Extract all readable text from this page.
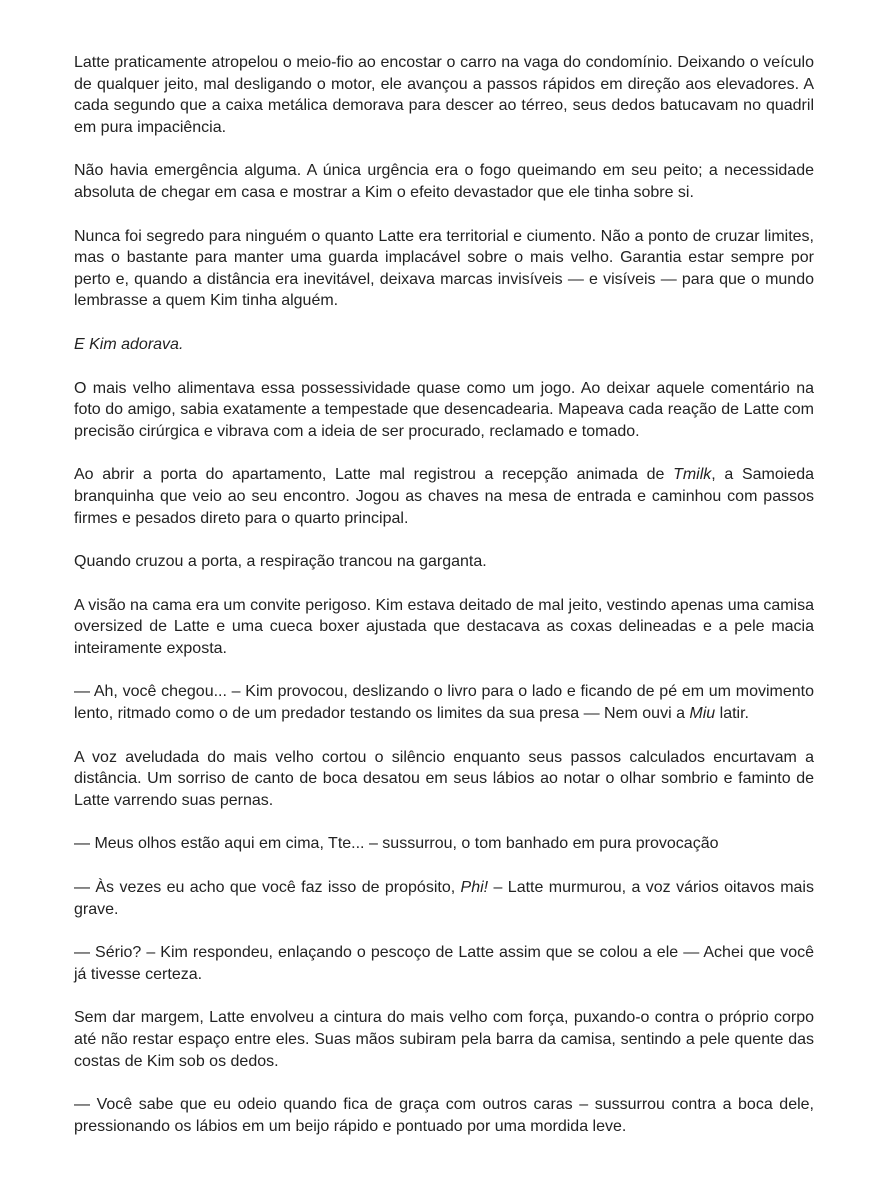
Latte praticamente atropelou o meio-fio ao encostar o carro na vaga do condomínio. Deixando o veículo de qualquer jeito, mal desligando o motor, ele avançou a passos rápidos em direção aos elevadores. A cada segundo que a caixa metálica demorava para descer ao térreo, seus dedos batucavam no quadril em pura impaciência.

Não havia emergência alguma. A única urgência era o fogo queimando em seu peito; a necessidade absoluta de chegar em casa e mostrar a Kim o efeito devastador que ele tinha sobre si.

Nunca foi segredo para ninguém o quanto Latte era territorial e ciumento. Não a ponto de cruzar limites, mas o bastante para manter uma guarda implacável sobre o mais velho. Garantia estar sempre por perto e, quando a distância era inevitável, deixava marcas invisíveis — e visíveis — para que o mundo lembrasse a quem Kim tinha alguém.

E Kim adorava.

O mais velho alimentava essa possessividade quase como um jogo. Ao deixar aquele comentário na foto do amigo, sabia exatamente a tempestade que desencadearia. Mapeava cada reação de Latte com precisão cirúrgica e vibrava com a ideia de ser procurado, reclamado e tomado.

Ao abrir a porta do apartamento, Latte mal registrou a recepção animada de Tmilk, a Samoieda branquinha que veio ao seu encontro. Jogou as chaves na mesa de entrada e caminhou com passos firmes e pesados direto para o quarto principal.

Quando cruzou a porta, a respiração trancou na garganta.

A visão na cama era um convite perigoso. Kim estava deitado de mal jeito, vestindo apenas uma camisa oversized de Latte e uma cueca boxer ajustada que destacava as coxas delineadas e a pele macia inteiramente exposta.

— Ah, você chegou... – Kim provocou, deslizando o livro para o lado e ficando de pé em um movimento lento, ritmado como o de um predador testando os limites da sua presa — Nem ouvi a Miu latir.

A voz aveludada do mais velho cortou o silêncio enquanto seus passos calculados encurtavam a distância. Um sorriso de canto de boca desatou em seus lábios ao notar o olhar sombrio e faminto de Latte varrendo suas pernas.

— Meus olhos estão aqui em cima, Tte... – sussurrou, o tom banhado em pura provocação

— Às vezes eu acho que você faz isso de propósito, Phi! – Latte murmurou, a voz vários oitavos mais grave.

— Sério? – Kim respondeu, enlaçando o pescoço de Latte assim que se colou a ele — Achei que você já tivesse certeza.

Sem dar margem, Latte envolveu a cintura do mais velho com força, puxando-o contra o próprio corpo até não restar espaço entre eles. Suas mãos subiram pela barra da camisa, sentindo a pele quente das costas de Kim sob os dedos.

— Você sabe que eu odeio quando fica de graça com outros caras – sussurrou contra a boca dele, pressionando os lábios em um beijo rápido e pontuado por uma mordida leve.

Written exercise
Reproduce the whole listing exactly, but not the images in it.

Response below
Extract all readable text from this page.
Latte praticamente atropelou o meio-fio ao encostar o carro na vaga do condomínio. Deixando o veículo de qualquer jeito, mal desligando o motor, ele avançou a passos rápidos em direção aos elevadores. A cada segundo que a caixa metálica demorava para descer ao térreo, seus dedos batucavam no quadril em pura impaciência.

Não havia emergência alguma. A única urgência era o fogo queimando em seu peito; a necessidade absoluta de chegar em casa e mostrar a Kim o efeito devastador que ele tinha sobre si.

Nunca foi segredo para ninguém o quanto Latte era territorial e ciumento. Não a ponto de cruzar limites, mas o bastante para manter uma guarda implacável sobre o mais velho. Garantia estar sempre por perto e, quando a distância era inevitável, deixava marcas invisíveis — e visíveis — para que o mundo lembrasse a quem Kim tinha alguém.

E Kim adorava.

O mais velho alimentava essa possessividade quase como um jogo. Ao deixar aquele comentário na foto do amigo, sabia exatamente a tempestade que desencadearia. Mapeava cada reação de Latte com precisão cirúrgica e vibrava com a ideia de ser procurado, reclamado e tomado.

Ao abrir a porta do apartamento, Latte mal registrou a recepção animada de Tmilk, a Samoieda branquinha que veio ao seu encontro. Jogou as chaves na mesa de entrada e caminhou com passos firmes e pesados direto para o quarto principal.

Quando cruzou a porta, a respiração trancou na garganta.

A visão na cama era um convite perigoso. Kim estava deitado de mal jeito, vestindo apenas uma camisa oversized de Latte e uma cueca boxer ajustada que destacava as coxas delineadas e a pele macia inteiramente exposta.

— Ah, você chegou... – Kim provocou, deslizando o livro para o lado e ficando de pé em um movimento lento, ritmado como o de um predador testando os limites da sua presa — Nem ouvi a Miu latir.

A voz aveludada do mais velho cortou o silêncio enquanto seus passos calculados encurtavam a distância. Um sorriso de canto de boca desatou em seus lábios ao notar o olhar sombrio e faminto de Latte varrendo suas pernas.

— Meus olhos estão aqui em cima, Tte... – sussurrou, o tom banhado em pura provocação

— Às vezes eu acho que você faz isso de propósito, Phi! – Latte murmurou, a voz vários oitavos mais grave.

— Sério? – Kim respondeu, enlaçando o pescoço de Latte assim que se colou a ele — Achei que você já tivesse certeza.

Sem dar margem, Latte envolveu a cintura do mais velho com força, puxando-o contra o próprio corpo até não restar espaço entre eles. Suas mãos subiram pela barra da camisa, sentindo a pele quente das costas de Kim sob os dedos.

— Você sabe que eu odeio quando fica de graça com outros caras – sussurrou contra a boca dele, pressionando os lábios em um beijo rápido e pontuado por uma mordida leve.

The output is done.